-- start Records to use --
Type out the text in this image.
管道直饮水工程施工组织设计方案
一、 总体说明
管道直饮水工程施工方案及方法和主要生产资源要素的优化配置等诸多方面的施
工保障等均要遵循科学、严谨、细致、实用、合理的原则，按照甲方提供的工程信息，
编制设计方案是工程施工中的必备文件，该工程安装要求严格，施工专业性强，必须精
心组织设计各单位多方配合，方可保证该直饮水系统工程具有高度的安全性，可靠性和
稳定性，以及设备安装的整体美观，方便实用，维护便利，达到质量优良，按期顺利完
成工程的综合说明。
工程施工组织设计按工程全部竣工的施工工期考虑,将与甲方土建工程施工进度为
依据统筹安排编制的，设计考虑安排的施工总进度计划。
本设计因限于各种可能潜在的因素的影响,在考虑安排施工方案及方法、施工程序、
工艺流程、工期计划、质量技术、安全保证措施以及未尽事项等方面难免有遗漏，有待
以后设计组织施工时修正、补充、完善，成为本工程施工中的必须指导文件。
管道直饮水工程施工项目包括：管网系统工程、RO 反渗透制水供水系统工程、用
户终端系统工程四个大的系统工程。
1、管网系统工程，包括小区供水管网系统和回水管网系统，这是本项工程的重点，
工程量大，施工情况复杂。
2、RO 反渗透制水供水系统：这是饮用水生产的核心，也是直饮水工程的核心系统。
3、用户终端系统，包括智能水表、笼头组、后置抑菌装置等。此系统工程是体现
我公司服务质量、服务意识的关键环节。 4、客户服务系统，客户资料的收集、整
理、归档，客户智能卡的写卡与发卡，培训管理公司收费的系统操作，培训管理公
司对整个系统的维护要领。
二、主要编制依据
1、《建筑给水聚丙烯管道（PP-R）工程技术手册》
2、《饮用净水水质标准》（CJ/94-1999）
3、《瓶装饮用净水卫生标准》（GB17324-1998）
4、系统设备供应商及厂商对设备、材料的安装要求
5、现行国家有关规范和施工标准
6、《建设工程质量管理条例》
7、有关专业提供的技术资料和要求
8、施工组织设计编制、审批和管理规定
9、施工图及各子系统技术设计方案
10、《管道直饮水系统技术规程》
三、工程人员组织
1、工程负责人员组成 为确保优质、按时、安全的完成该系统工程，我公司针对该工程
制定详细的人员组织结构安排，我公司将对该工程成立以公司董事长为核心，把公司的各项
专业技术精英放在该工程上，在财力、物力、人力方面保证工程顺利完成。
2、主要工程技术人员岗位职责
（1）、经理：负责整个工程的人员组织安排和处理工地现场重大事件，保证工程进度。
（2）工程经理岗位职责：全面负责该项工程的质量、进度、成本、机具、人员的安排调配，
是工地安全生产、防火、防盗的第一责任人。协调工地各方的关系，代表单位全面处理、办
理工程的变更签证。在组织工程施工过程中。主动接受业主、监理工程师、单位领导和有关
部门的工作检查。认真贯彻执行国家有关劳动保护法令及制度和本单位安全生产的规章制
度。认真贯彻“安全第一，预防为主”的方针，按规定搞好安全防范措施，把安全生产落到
-- end Records to use --
Given request: Please copy out each record, character for character.

Written solution:
Type out the text in this image.
管道直饮水工程施工组织设计方案
一、 总体说明
管道直饮水工程施工方案及方法和主要生产资源要素的优化配置等诸多方面的施
工保障等均要遵循科学、严谨、细致、实用、合理的原则，按照甲方提供的工程信息，
编制设计方案是工程施工中的必备文件，该工程安装要求严格，施工专业性强，必须精
心组织设计各单位多方配合，方可保证该直饮水系统工程具有高度的安全性，可靠性和
稳定性，以及设备安装的整体美观，方便实用，维护便利，达到质量优良，按期顺利完
成工程的综合说明。
工程施工组织设计按工程全部竣工的施工工期考虑,将与甲方土建工程施工进度为
依据统筹安排编制的，设计考虑安排的施工总进度计划。
本设计因限于各种可能潜在的因素的影响,在考虑安排施工方案及方法、施工程序、
工艺流程、工期计划、质量技术、安全保证措施以及未尽事项等方面难免有遗漏，有待
以后设计组织施工时修正、补充、完善，成为本工程施工中的必须指导文件。
管道直饮水工程施工项目包括：管网系统工程、RO 反渗透制水供水系统工程、用
户终端系统工程四个大的系统工程。
1、管网系统工程，包括小区供水管网系统和回水管网系统，这是本项工程的重点，
工程量大，施工情况复杂。
2、RO 反渗透制水供水系统：这是饮用水生产的核心，也是直饮水工程的核心系统。
3、用户终端系统，包括智能水表、笼头组、后置抑菌装置等。此系统工程是体现
我公司服务质量、服务意识的关键环节。 4、客户服务系统，客户资料的收集、整
理、归档，客户智能卡的写卡与发卡，培训管理公司收费的系统操作，培训管理公
司对整个系统的维护要领。
二、主要编制依据
1、《建筑给水聚丙烯管道（PP-R）工程技术手册》
2、《饮用净水水质标准》（CJ/94-1999）
3、《瓶装饮用净水卫生标准》（GB17324-1998）
4、系统设备供应商及厂商对设备、材料的安装要求
5、现行国家有关规范和施工标准
6、《建设工程质量管理条例》
7、有关专业提供的技术资料和要求
8、施工组织设计编制、审批和管理规定
9、施工图及各子系统技术设计方案
10、《管道直饮水系统技术规程》
三、工程人员组织
1、工程负责人员组成 为确保优质、按时、安全的完成该系统工程，我公司针对该工程
制定详细的人员组织结构安排，我公司将对该工程成立以公司董事长为核心，把公司的各项
专业技术精英放在该工程上，在财力、物力、人力方面保证工程顺利完成。
2、主要工程技术人员岗位职责
（1）、经理：负责整个工程的人员组织安排和处理工地现场重大事件，保证工程进度。
（2）工程经理岗位职责：全面负责该项工程的质量、进度、成本、机具、人员的安排调配，
是工地安全生产、防火、防盗的第一责任人。协调工地各方的关系，代表单位全面处理、办
理工程的变更签证。在组织工程施工过程中。主动接受业主、监理工程师、单位领导和有关
部门的工作检查。认真贯彻执行国家有关劳动保护法令及制度和本单位安全生产的规章制
度。认真贯彻“安全第一，预防为主”的方针，按规定搞好安全防范措施，把安全生产落到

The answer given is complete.